*TASK GOAL:*
List each line of the data in which the string "sciroppi" appears.

Extracted records

-=-=-=-=-

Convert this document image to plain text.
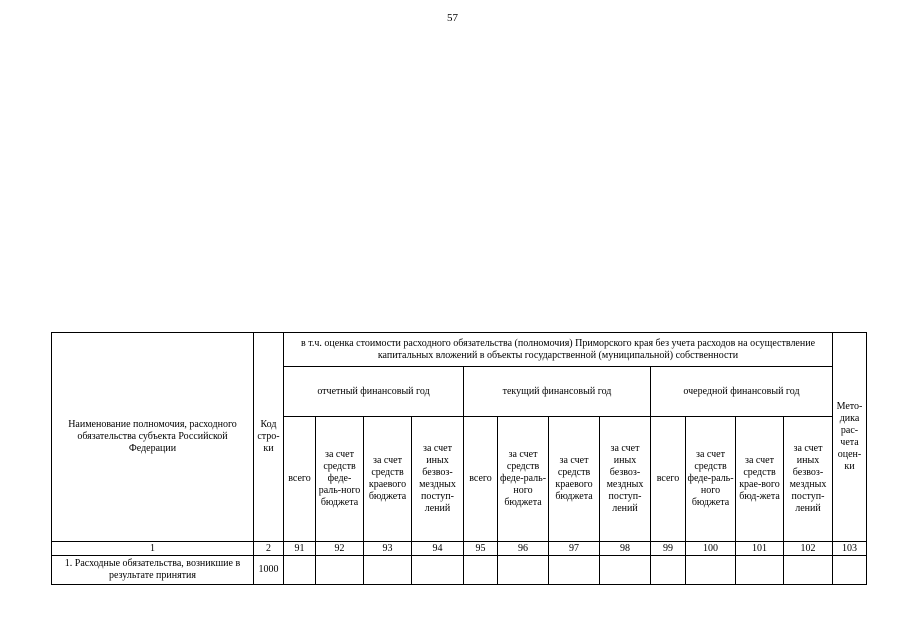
57
Наименование полномочия, расходного обязательства субъекта Российской Федерации	Код стро-ки	в т.ч. оценка стоимости расходного обязательства (полномочия) Приморского края без учета расходов на осуществление капитальных вложений в объекты государственной (муниципальной) собственности												Мето-дика рас-чета оцен-ки
		отчетный финансовый год				текущий финансовый год				очередной финансовый год				
		всего	за счет средств феде-раль-ного бюджета	за счет средств краевого бюджета	за счет иных безвоз-мездных поступ-лений	всего	за счет средств феде-раль-ного бюджета	за счет средств краевого бюджета	за счет иных безвоз-мездных поступ-лений	всего	за счет средств феде-раль-ного бюджета	за счет средств крае-вого бюд-жета	за счет иных безвоз-мездных поступ-лений	
1	2	91	92	93	94	95	96	97	98	99	100	101	102	103
1. Расходные обязательства, возникшие в результате принятия	1000													
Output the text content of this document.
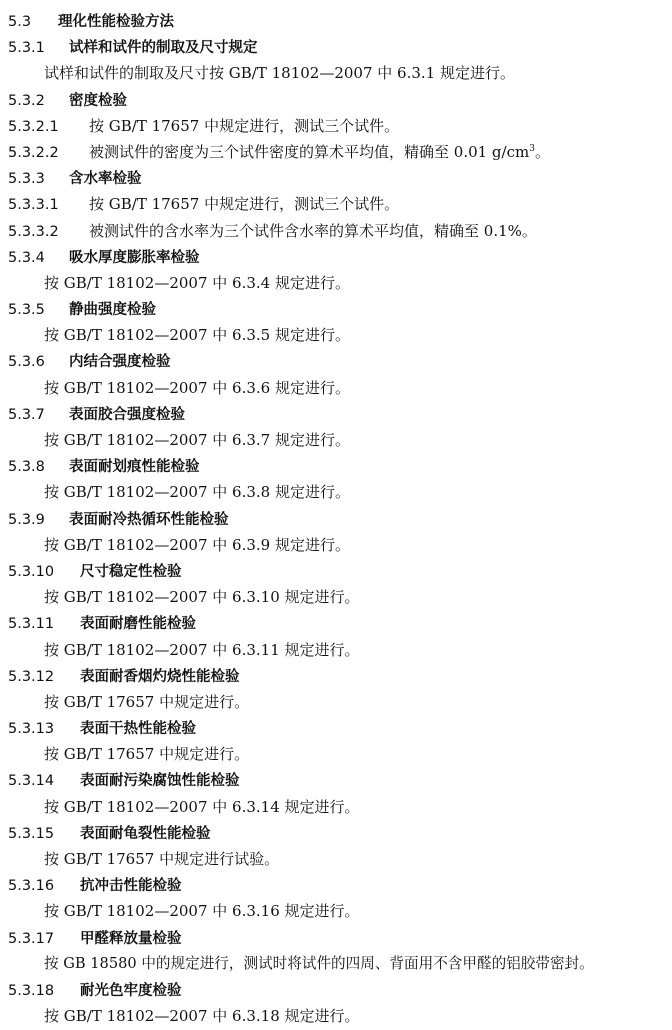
5.3 理化性能检验方法
5.3.1 试样和试件的制取及尺寸规定
试样和试件的制取及尺寸按 GB/T 18102—2007 中 6.3.1 规定进行。
5.3.2 密度检验
5.3.2.1 按 GB/T 17657 中规定进行，测试三个试件。
5.3.2.2 被测试件的密度为三个试件密度的算术平均值，精确至 0.01 $g/cm^3$。
5.3.3 含水率检验
5.3.3.1 按 GB/T 17657 中规定进行，测试三个试件。
5.3.3.2 被测试件的含水率为三个试件含水率的算术平均值，精确至 0.1%。
5.3.4 吸水厚度膨胀率检验
按 GB/T 18102—2007 中 6.3.4 规定进行。
5.3.5 静曲强度检验
按 GB/T 18102—2007 中 6.3.5 规定进行。
5.3.6 内结合强度检验
按 GB/T 18102—2007 中 6.3.6 规定进行。
5.3.7 表面胶合强度检验
按 GB/T 18102—2007 中 6.3.7 规定进行。
5.3.8 表面耐划痕性能检验
按 GB/T 18102—2007 中 6.3.8 规定进行。
5.3.9 表面耐冷热循环性能检验
按 GB/T 18102—2007 中 6.3.9 规定进行。
5.3.10 尺寸稳定性检验
按 GB/T 18102—2007 中 6.3.10 规定进行。
5.3.11 表面耐磨性能检验
按 GB/T 18102—2007 中 6.3.11 规定进行。
5.3.12 表面耐香烟灼烧性能检验
按 GB/T 17657 中规定进行。
5.3.13 表面干热性能检验
按 GB/T 17657 中规定进行。
5.3.14 表面耐污染腐蚀性能检验
按 GB/T 18102—2007 中 6.3.14 规定进行。
5.3.15 表面耐龟裂性能检验
按 GB/T 17657 中规定进行试验。
5.3.16 抗冲击性能检验
按 GB/T 18102—2007 中 6.3.16 规定进行。
5.3.17 甲醛释放量检验
按 GB 18580 中的规定进行，测试时将试件的四周、背面用不含甲醛的铝胶带密封。
5.3.18 耐光色牢度检验
按 GB/T 18102—2007 中 6.3.18 规定进行。
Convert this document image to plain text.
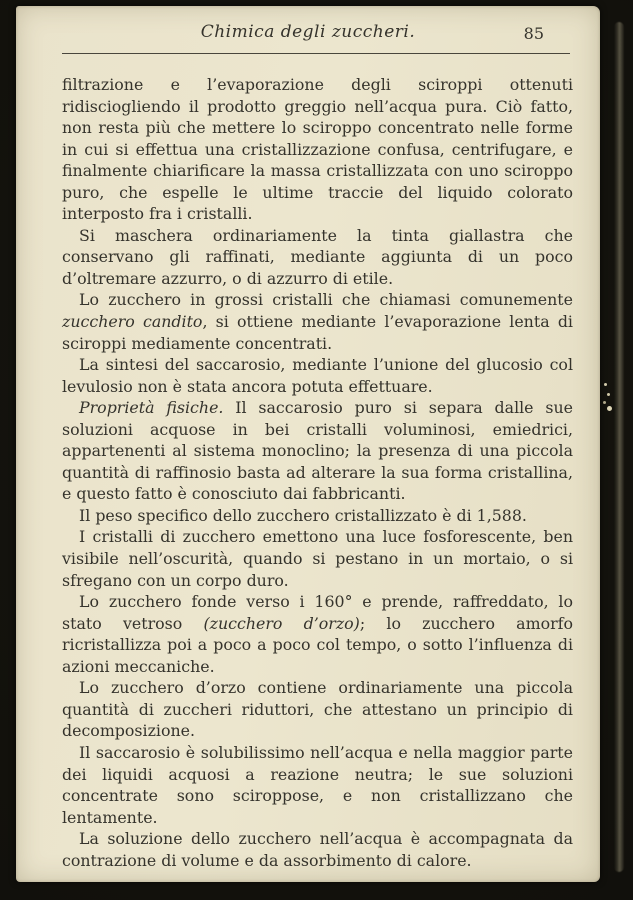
Chimica degli zuccheri.	85

filtrazione e l’evaporazione degli sciroppi ottenuti ridisciogliendo il prodotto greggio nell’acqua pura. Ciò fatto, non resta più che mettere lo sciroppo concentrato nelle forme in cui si effettua una cristallizzazione confusa, centrifugare, e finalmente chiarificare la massa cristallizzata con uno sciroppo puro, che espelle le ultime traccie del liquido colorato interposto fra i cristalli.

Si maschera ordinariamente la tinta giallastra che conservano gli raffinati, mediante aggiunta di un poco d’oltremare azzurro, o di azzurro di etile.

Lo zucchero in grossi cristalli che chiamasi comunemente zucchero candito, si ottiene mediante l’evaporazione lenta di sciroppi mediamente concentrati.

La sintesi del saccarosio, mediante l’unione del glucosio col levulosio non è stata ancora potuta effettuare.

Proprietà fisiche. Il saccarosio puro si separa dalle sue soluzioni acquose in bei cristalli voluminosi, emiedrici, appartenenti al sistema monoclino; la presenza di una piccola quantità di raffinosio basta ad alterare la sua forma cristallina, e questo fatto è conosciuto dai fabbricanti.

Il peso specifico dello zucchero cristallizzato è di 1,588.

I cristalli di zucchero emettono una luce fosforescente, ben visibile nell’oscurità, quando si pestano in un mortaio, o si sfregano con un corpo duro.

Lo zucchero fonde verso i 160° e prende, raffreddato, lo stato vetroso (zucchero d’orzo); lo zucchero amorfo ricristallizza poi a poco a poco col tempo, o sotto l’influenza di azioni meccaniche.

Lo zucchero d’orzo contiene ordinariamente una piccola quantità di zuccheri riduttori, che attestano un principio di decomposizione.

Il saccarosio è solubilissimo nell’acqua e nella maggior parte dei liquidi acquosi a reazione neutra; le sue soluzioni concentrate sono sciroppose, e non cristallizzano che lentamente.

La soluzione dello zucchero nell’acqua è accompagnata da contrazione di volume e da assorbimento di calore.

-=-=-=-=-

*WRITTEN REPLY:*
filtrazione e l’evaporazione degli sciroppi ottenuti ridisciogliendo il prodotto greggio nell’acqua pura. Ciò fatto, non resta più che mettere lo sciroppo concentrato nelle forme in cui si effettua una cristallizzazione confusa, centrifugare, e finalmente chiarificare la massa cristallizzata con uno sciroppo puro, che espelle le ultime traccie del liquido colorato interposto fra i cristalli.
Lo zucchero in grossi cristalli che chiamasi comunemente zucchero candito, si ottiene mediante l’evaporazione lenta di sciroppi mediamente concentrati.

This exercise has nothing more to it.